» SUPPLIED INFORMATION:
-- BEGIN --
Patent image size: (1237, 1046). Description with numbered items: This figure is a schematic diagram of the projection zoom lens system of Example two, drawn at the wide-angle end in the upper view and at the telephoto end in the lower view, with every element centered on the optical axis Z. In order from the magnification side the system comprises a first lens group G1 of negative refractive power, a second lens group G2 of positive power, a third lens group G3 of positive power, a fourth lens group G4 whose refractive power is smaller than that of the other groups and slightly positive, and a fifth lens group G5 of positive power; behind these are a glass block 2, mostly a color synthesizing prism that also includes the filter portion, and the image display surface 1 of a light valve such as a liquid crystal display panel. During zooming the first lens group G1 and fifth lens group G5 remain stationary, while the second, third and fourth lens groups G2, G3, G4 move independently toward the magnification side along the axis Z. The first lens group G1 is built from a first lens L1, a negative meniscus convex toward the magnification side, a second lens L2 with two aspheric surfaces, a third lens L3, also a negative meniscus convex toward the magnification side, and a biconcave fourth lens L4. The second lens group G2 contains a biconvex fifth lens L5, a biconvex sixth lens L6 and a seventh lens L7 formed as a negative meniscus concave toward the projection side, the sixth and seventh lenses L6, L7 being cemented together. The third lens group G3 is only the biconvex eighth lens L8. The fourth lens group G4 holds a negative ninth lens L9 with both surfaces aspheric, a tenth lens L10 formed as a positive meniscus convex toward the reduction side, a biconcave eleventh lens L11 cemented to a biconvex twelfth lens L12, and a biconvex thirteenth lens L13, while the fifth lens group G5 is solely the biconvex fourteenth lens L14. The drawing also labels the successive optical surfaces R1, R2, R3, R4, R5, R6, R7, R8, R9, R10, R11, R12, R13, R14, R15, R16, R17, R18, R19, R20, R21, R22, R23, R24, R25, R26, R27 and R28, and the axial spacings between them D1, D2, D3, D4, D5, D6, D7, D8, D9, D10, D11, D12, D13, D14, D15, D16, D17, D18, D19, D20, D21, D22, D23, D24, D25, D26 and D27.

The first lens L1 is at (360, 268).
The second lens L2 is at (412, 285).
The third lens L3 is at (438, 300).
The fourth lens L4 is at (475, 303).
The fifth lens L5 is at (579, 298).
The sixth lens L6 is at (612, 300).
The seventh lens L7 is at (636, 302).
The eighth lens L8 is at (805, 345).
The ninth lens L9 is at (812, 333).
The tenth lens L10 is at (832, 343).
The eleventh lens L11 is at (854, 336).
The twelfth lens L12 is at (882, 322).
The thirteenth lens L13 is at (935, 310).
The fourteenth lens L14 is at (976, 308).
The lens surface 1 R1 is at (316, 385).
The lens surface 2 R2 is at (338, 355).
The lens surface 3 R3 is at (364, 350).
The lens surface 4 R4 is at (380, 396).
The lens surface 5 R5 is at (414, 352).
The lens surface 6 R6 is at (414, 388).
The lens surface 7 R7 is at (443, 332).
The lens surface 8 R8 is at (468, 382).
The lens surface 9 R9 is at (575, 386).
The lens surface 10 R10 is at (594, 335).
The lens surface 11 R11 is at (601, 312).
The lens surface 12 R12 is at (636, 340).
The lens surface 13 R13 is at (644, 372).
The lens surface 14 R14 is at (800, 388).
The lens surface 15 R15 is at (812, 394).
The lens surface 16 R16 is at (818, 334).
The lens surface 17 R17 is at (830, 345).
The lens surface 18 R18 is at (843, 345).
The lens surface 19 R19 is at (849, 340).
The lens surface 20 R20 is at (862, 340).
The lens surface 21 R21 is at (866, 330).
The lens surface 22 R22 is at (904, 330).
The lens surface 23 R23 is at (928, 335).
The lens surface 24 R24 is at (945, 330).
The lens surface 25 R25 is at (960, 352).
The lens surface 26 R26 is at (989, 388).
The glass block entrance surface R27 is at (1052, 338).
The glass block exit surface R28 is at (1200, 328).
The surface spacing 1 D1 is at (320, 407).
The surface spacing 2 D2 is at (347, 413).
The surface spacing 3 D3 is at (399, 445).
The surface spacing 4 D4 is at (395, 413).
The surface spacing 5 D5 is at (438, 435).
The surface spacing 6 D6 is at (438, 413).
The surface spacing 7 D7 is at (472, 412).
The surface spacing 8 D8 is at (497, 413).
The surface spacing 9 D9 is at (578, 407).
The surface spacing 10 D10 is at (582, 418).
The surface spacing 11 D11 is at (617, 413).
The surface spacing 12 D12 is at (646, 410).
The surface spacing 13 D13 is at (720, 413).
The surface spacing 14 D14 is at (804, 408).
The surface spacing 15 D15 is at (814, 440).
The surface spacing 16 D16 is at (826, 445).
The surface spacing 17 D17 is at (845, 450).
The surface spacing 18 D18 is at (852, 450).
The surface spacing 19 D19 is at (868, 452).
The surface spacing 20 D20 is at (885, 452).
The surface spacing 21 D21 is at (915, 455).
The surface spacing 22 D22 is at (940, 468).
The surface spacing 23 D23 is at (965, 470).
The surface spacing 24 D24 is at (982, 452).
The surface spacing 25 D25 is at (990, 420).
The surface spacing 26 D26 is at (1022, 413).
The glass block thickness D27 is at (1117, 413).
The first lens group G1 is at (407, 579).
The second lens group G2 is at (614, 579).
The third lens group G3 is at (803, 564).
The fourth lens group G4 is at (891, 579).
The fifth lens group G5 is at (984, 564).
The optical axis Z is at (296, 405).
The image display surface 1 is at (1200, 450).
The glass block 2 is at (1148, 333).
-- END --
-- BEGIN --
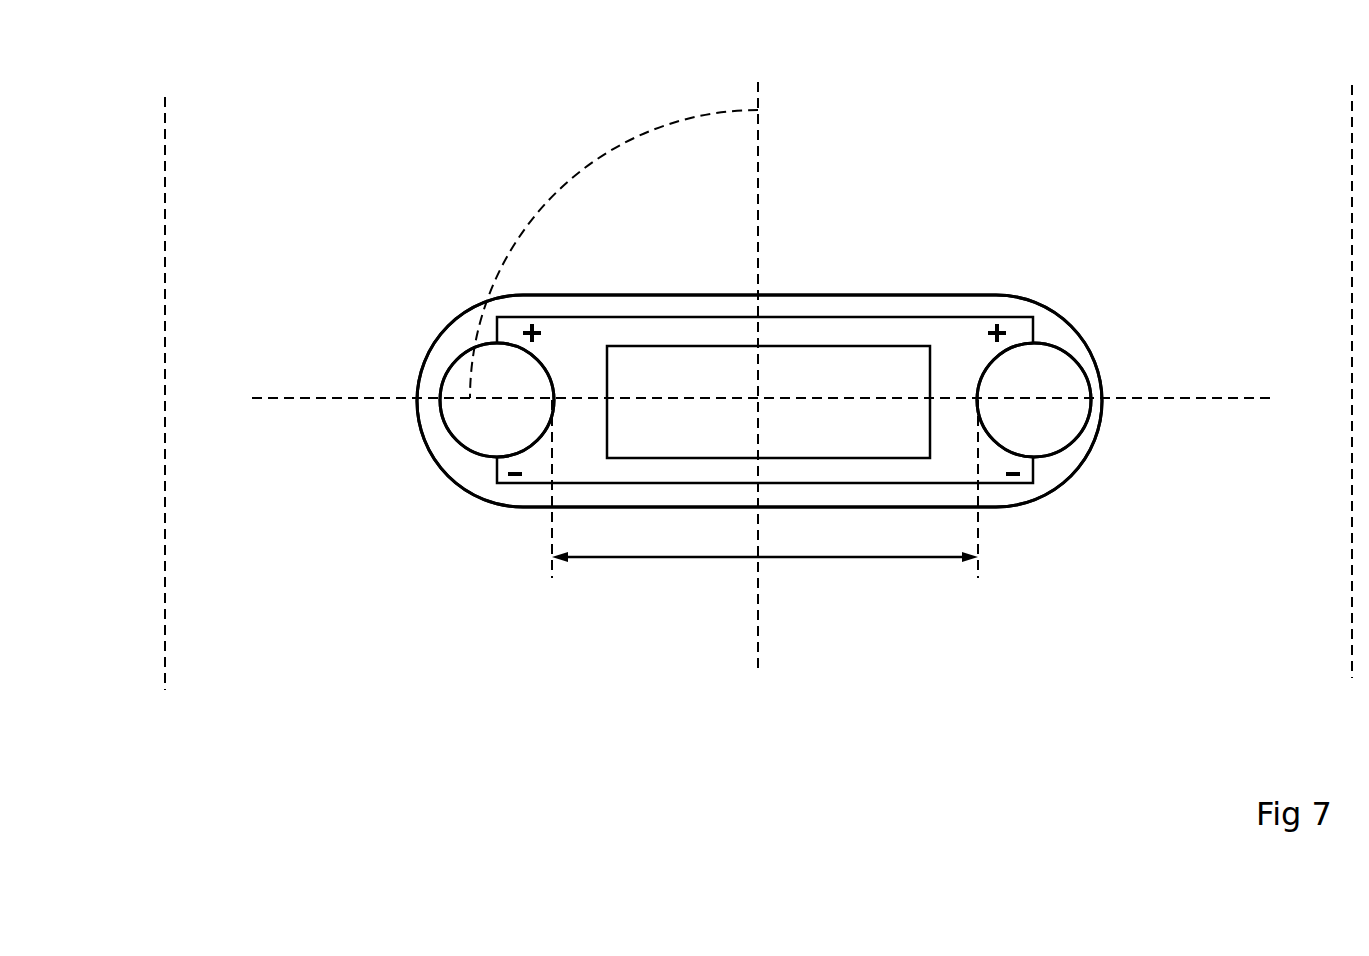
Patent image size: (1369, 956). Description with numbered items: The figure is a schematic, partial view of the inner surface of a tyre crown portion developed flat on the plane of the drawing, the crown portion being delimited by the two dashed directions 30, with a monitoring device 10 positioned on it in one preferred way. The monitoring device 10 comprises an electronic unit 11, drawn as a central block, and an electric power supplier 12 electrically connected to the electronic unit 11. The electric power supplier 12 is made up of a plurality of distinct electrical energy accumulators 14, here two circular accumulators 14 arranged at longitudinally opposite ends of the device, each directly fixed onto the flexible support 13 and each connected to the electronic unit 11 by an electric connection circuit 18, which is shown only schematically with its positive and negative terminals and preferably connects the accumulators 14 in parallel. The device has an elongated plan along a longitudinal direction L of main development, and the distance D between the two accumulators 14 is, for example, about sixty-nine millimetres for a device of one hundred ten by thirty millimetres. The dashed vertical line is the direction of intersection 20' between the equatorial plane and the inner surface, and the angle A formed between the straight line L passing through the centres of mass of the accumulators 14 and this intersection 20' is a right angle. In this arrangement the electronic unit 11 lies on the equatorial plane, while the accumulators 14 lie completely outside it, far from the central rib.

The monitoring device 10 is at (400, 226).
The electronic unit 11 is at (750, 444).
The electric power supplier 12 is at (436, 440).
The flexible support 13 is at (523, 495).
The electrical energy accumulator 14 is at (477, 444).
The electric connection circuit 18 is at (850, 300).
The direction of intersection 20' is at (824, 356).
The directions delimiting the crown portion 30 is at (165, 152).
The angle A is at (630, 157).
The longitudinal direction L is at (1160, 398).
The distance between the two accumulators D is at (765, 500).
-- END --
-- BEGIN --
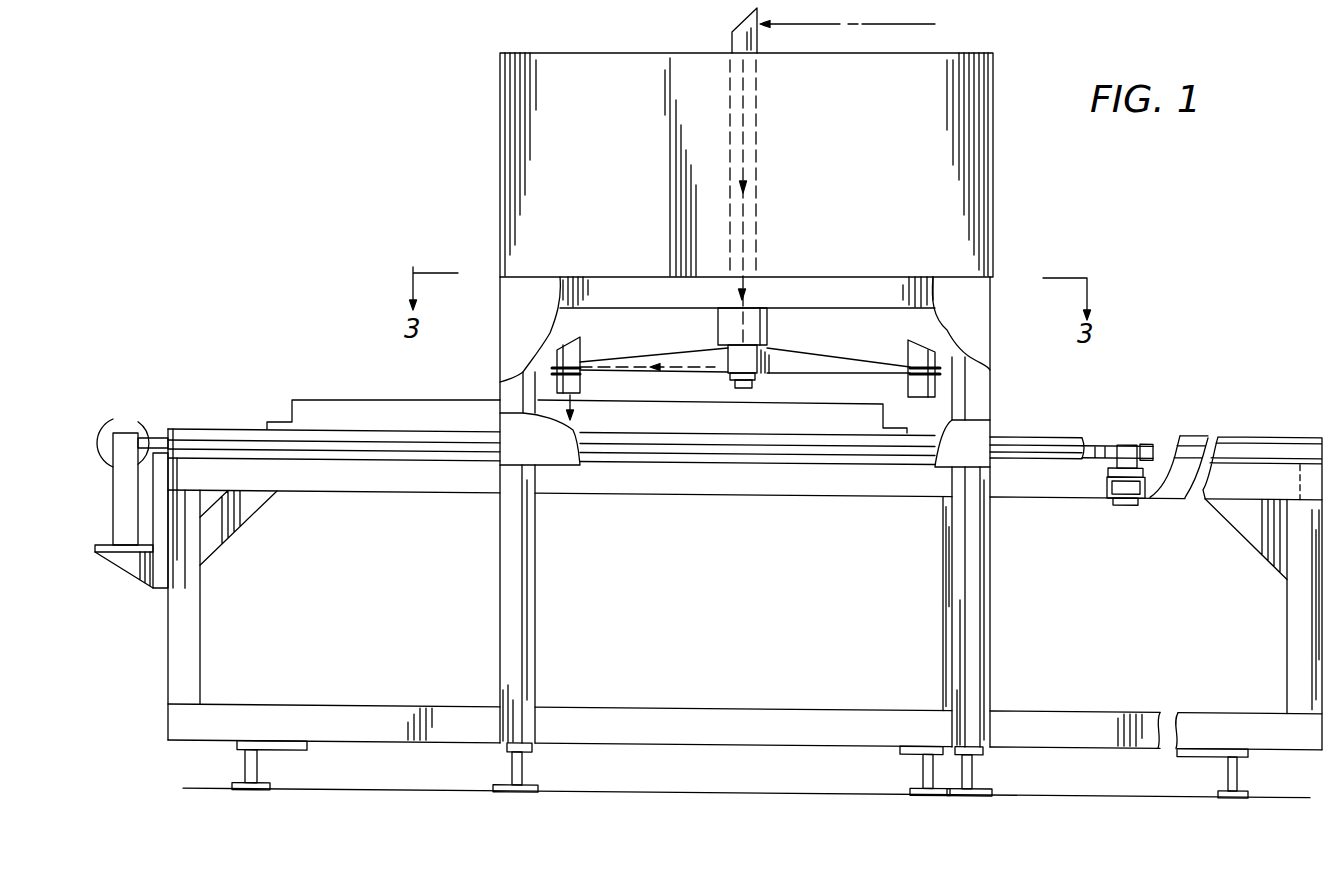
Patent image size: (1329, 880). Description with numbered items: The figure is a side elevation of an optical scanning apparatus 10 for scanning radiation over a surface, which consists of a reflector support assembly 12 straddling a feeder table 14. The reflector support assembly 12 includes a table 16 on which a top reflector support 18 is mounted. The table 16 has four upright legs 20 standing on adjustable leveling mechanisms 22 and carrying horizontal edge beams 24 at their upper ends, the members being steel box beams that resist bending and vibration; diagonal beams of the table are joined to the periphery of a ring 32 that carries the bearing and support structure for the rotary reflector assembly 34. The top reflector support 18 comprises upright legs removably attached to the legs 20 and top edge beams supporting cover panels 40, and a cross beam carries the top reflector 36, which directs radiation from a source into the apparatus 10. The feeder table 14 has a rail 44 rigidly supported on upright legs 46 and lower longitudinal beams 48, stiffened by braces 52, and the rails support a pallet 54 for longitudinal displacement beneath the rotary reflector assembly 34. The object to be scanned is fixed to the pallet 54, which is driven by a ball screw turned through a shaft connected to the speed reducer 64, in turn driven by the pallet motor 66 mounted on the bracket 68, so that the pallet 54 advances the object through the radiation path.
-- END --
» TASK REQUIREMENTS:
List every line in the material above that contains the word "crown", copying each such line in full.

» SOLUTION FOR THIS PROBLEM:
Patent image size: (1369, 956). Description with numbered items: The figure is a schematic, partial view of the inner surface of a tyre crown portion developed flat on the plane of the drawing, the crown portion being delimited by the two dashed directions 30, with a monitoring device 10 positioned on it in one preferred way. The monitoring device 10 comprises an electronic unit 11, drawn as a central block, and an electric power supplier 12 electrically connected to the electronic unit 11. The electric power supplier 12 is made up of a plurality of distinct electrical energy accumulators 14, here two circular accumulators 14 arranged at longitudinally opposite ends of the device, each directly fixed onto the flexible support 13 and each connected to the electronic unit 11 by an electric connection circuit 18, which is shown only schematically with its positive and negative terminals and preferably connects the accumulators 14 in parallel. The device has an elongated plan along a longitudinal direction L of main development, and the distance D between the two accumulators 14 is, for example, about sixty-nine millimetres for a device of one hundred ten by thirty millimetres. The dashed vertical line is the direction of intersection 20' between the equatorial plane and the inner surface, and the angle A formed between the straight line L passing through the centres of mass of the accumulators 14 and this intersection 20' is a right angle. In this arrangement the electronic unit 11 lies on the equatorial plane, while the accumulators 14 lie completely outside it, far from the central rib.
The directions delimiting the crown portion 30 is at (165, 152).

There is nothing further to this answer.